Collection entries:
■ ■ ■
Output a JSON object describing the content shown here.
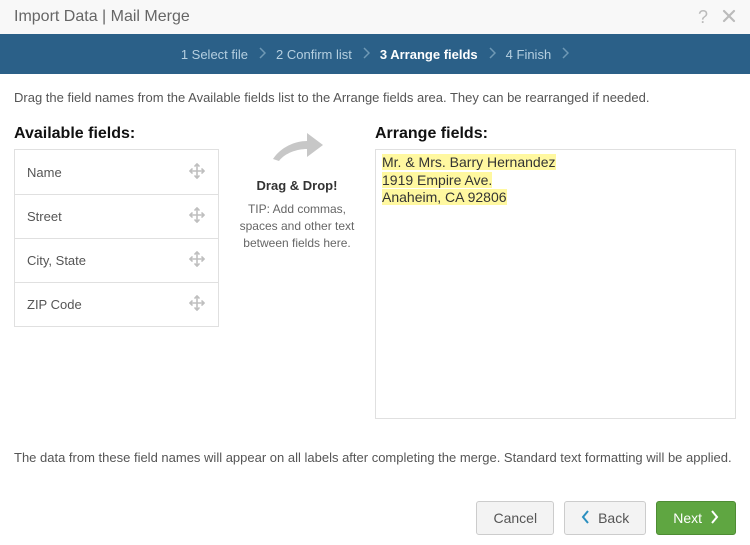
{
  "header": {
    "title": "Import Data | Mail Merge"
  },
  "steps": {
    "items": [
      {
        "label": "1 Select file"
      },
      {
        "label": "2 Confirm list"
      },
      {
        "label": "3 Arrange fields"
      },
      {
        "label": "4 Finish"
      }
    ],
    "active_index": 2
  },
  "instruction": "Drag the field names from the Available fields list to the Arrange fields area. They can be rearranged if needed.",
  "available": {
    "heading": "Available fields:",
    "items": [
      {
        "label": "Name"
      },
      {
        "label": "Street"
      },
      {
        "label": "City, State"
      },
      {
        "label": "ZIP Code"
      }
    ]
  },
  "mid": {
    "title": "Drag & Drop!",
    "tip": "TIP: Add commas, spaces and other text between fields here."
  },
  "arrange": {
    "heading": "Arrange fields:",
    "lines": [
      "Mr. & Mrs. Barry Hernandez",
      "1919 Empire Ave.",
      "Anaheim, CA  92806"
    ]
  },
  "footer_note": "The data from these field names will appear on all labels after completing the merge. Standard text formatting will be applied.",
  "buttons": {
    "cancel": "Cancel",
    "back": "Back",
    "next": "Next"
  }
}
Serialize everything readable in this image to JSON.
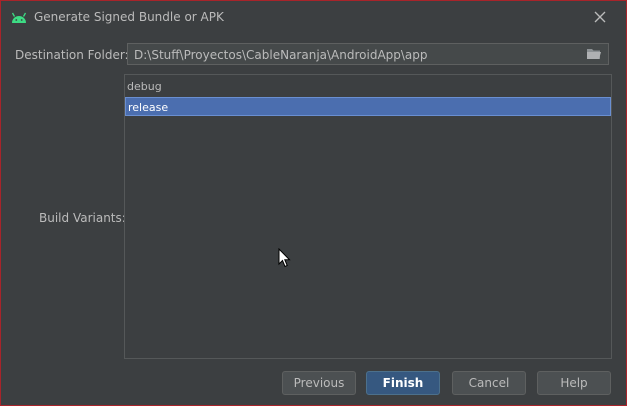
{
  "window": {
    "title": "Generate Signed Bundle or APK",
    "app_icon": "android-icon",
    "close_icon": "close-icon",
    "border_color": "#a8242a"
  },
  "destination": {
    "label": "Destination Folder:",
    "value": "D:\\Stuff\\Proyectos\\CableNaranja\\AndroidApp\\app",
    "browse_icon": "folder-icon"
  },
  "build_variants": {
    "label": "Build Variants:",
    "items": [
      {
        "label": "debug",
        "selected": false
      },
      {
        "label": "release",
        "selected": true
      }
    ],
    "selection_color": "#4b6eaf"
  },
  "buttons": {
    "previous": "Previous",
    "finish": "Finish",
    "cancel": "Cancel",
    "help": "Help"
  }
}
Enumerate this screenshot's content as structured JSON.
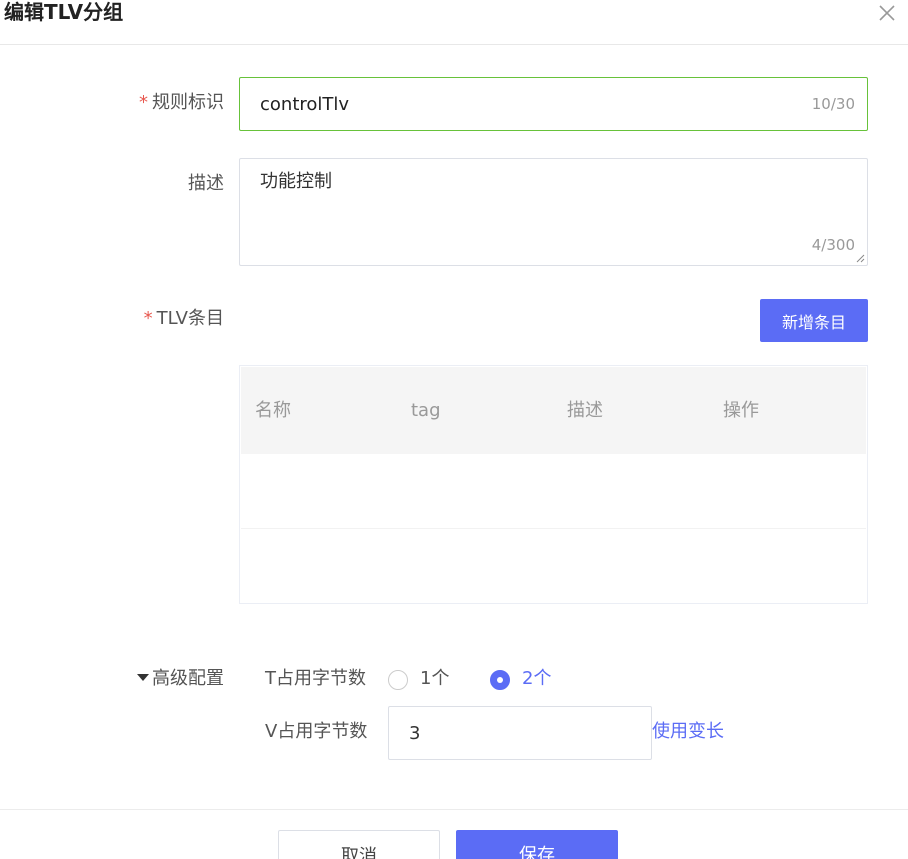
{
  "dialog": {
    "title": "编辑TLV分组"
  },
  "form": {
    "rule_id": {
      "required_mark": "*",
      "label": "规则标识",
      "value": "controlTlv",
      "counter": "10/30"
    },
    "description": {
      "label": "描述",
      "value": "功能控制",
      "counter": "4/300"
    },
    "tlv_items": {
      "required_mark": "*",
      "label": "TLV条目",
      "add_button_label": "新增条目",
      "columns": [
        "名称",
        "tag",
        "描述",
        "操作"
      ]
    },
    "advanced": {
      "label": "高级配置",
      "t_bytes": {
        "label": "T占用字节数",
        "options": [
          "1个",
          "2个"
        ],
        "selected": "2个"
      },
      "v_bytes": {
        "label": "V占用字节数",
        "value": "3",
        "link_label": "使用变长"
      }
    }
  },
  "footer": {
    "cancel_label": "取消",
    "save_label": "保存"
  },
  "colors": {
    "primary": "#5b6cf5",
    "valid_border": "#67c23a",
    "required": "#e8584f"
  }
}
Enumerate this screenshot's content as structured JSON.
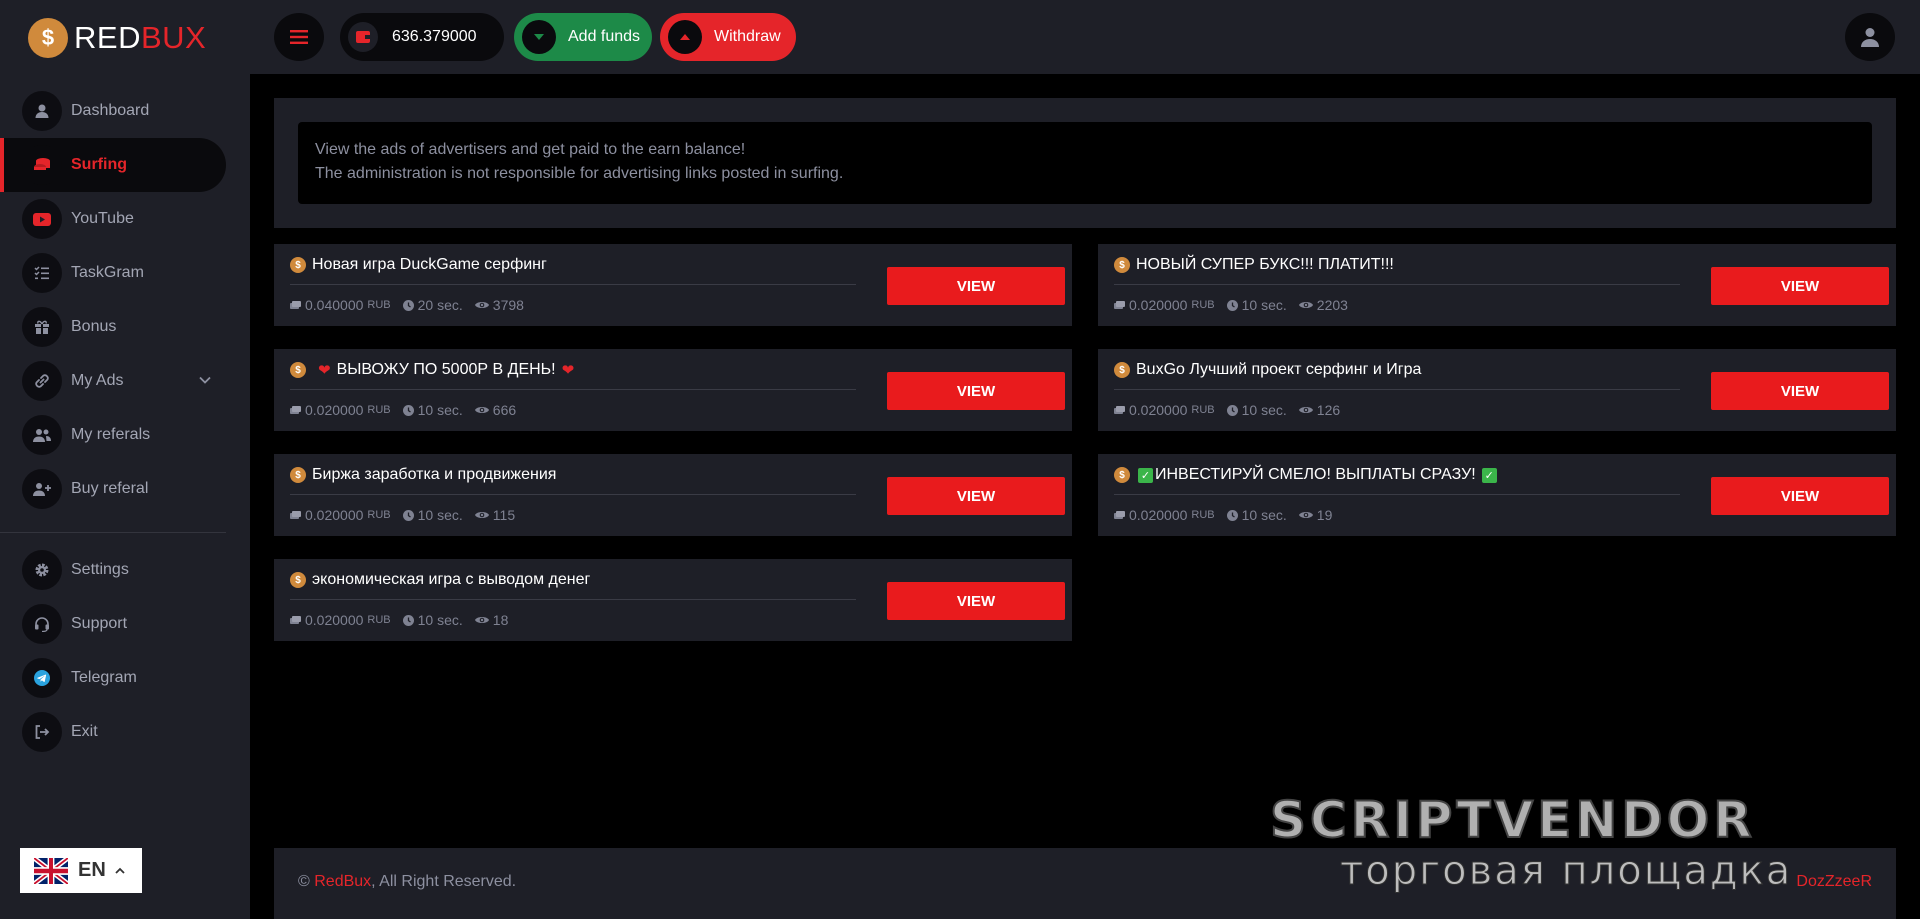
{
  "brand": {
    "name_white": "RED",
    "name_red": "BUX",
    "coin_symbol": "$"
  },
  "sidebar": {
    "items": [
      {
        "label": "Dashboard",
        "icon": "user-icon"
      },
      {
        "label": "Surfing",
        "icon": "coins-icon",
        "active": true
      },
      {
        "label": "YouTube",
        "icon": "youtube-icon"
      },
      {
        "label": "TaskGram",
        "icon": "tasks-icon"
      },
      {
        "label": "Bonus",
        "icon": "gift-icon"
      },
      {
        "label": "My Ads",
        "icon": "link-icon",
        "expandable": true
      },
      {
        "label": "My referals",
        "icon": "users-icon"
      },
      {
        "label": "Buy referal",
        "icon": "user-plus-icon"
      },
      {
        "label": "Settings",
        "icon": "gear-icon"
      },
      {
        "label": "Support",
        "icon": "headset-icon"
      },
      {
        "label": "Telegram",
        "icon": "telegram-icon"
      },
      {
        "label": "Exit",
        "icon": "exit-icon"
      }
    ],
    "language": {
      "code": "EN",
      "flag": "uk-flag-icon"
    }
  },
  "topbar": {
    "balance": "636.379000",
    "add_funds_label": "Add funds",
    "withdraw_label": "Withdraw"
  },
  "info": {
    "line1": "View the ads of advertisers and get paid to the earn balance!",
    "line2": "The administration is not responsible for advertising links posted in surfing."
  },
  "ads": [
    {
      "title": "Новая игра DuckGame серфинг",
      "price": "0.040000",
      "currency": "RUB",
      "time": "20 sec.",
      "views": "3798",
      "button": "VIEW"
    },
    {
      "title": "НОВЫЙ СУПЕР БУКС!!! ПЛАТИТ!!!",
      "price": "0.020000",
      "currency": "RUB",
      "time": "10 sec.",
      "views": "2203",
      "button": "VIEW"
    },
    {
      "title": "ВЫВОЖУ ПО 5000Р В ДЕНЬ!",
      "price": "0.020000",
      "currency": "RUB",
      "time": "10 sec.",
      "views": "666",
      "button": "VIEW"
    },
    {
      "title": "BuxGo Лучший проект серфинг и Игра",
      "price": "0.020000",
      "currency": "RUB",
      "time": "10 sec.",
      "views": "126",
      "button": "VIEW"
    },
    {
      "title": "Биржа заработка и продвижения",
      "price": "0.020000",
      "currency": "RUB",
      "time": "10 sec.",
      "views": "115",
      "button": "VIEW"
    },
    {
      "title": "ИНВЕСТИРУЙ СМЕЛО! ВЫПЛАТЫ СРАЗУ!",
      "price": "0.020000",
      "currency": "RUB",
      "time": "10 sec.",
      "views": "19",
      "button": "VIEW"
    },
    {
      "title": "экономическая игра с выводом денег",
      "price": "0.020000",
      "currency": "RUB",
      "time": "10 sec.",
      "views": "18",
      "button": "VIEW"
    }
  ],
  "footer": {
    "copyright_symbol": "©",
    "site_link": "RedBux",
    "rights": ", All Right Reserved.",
    "author": "DozZzeeR"
  },
  "watermark": {
    "top": "SCRIPTVENDOR",
    "bottom": "торговая площадка"
  },
  "colors": {
    "accent": "#e5252a",
    "success": "#1d8a48",
    "panel": "#1e1f27",
    "background": "#000000",
    "coin": "#d08a3c"
  }
}
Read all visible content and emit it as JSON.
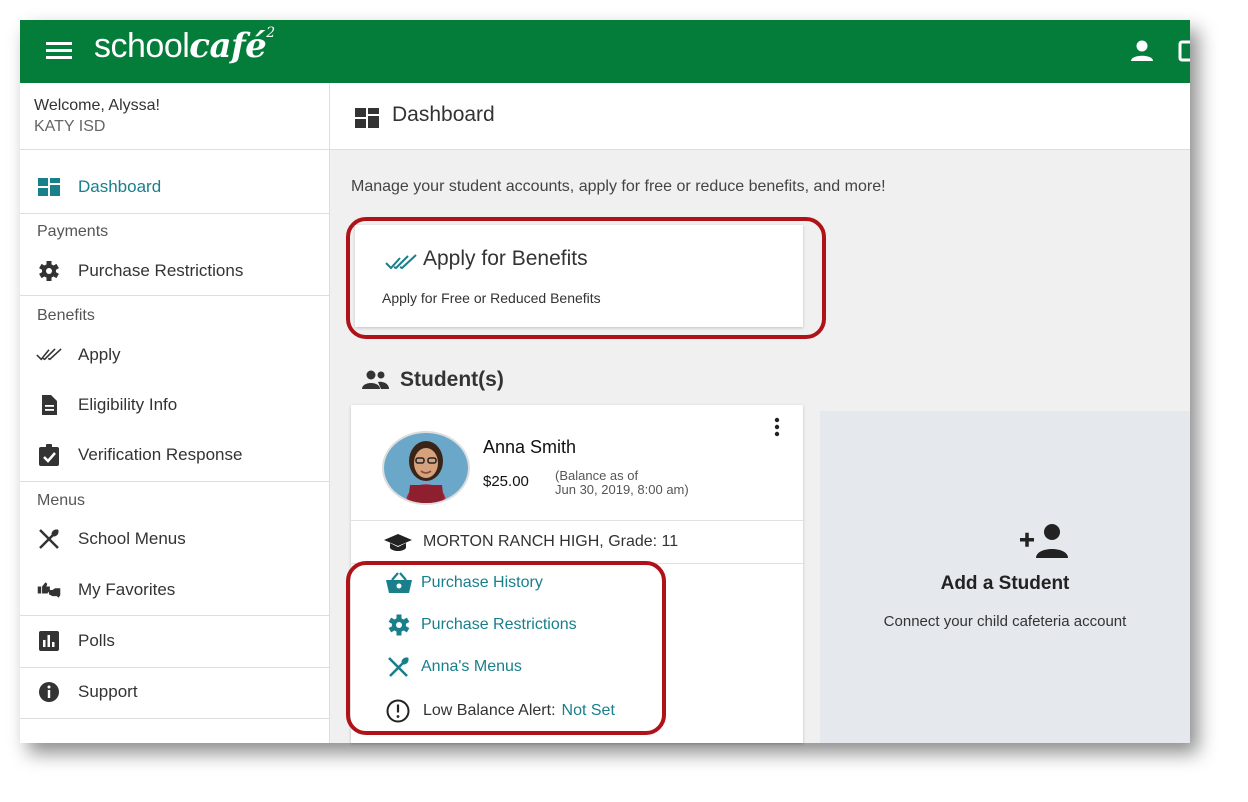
■ ■ ■
Task
Using the listing, say how many lines include the word "value", and add nothing else.

Task answer
4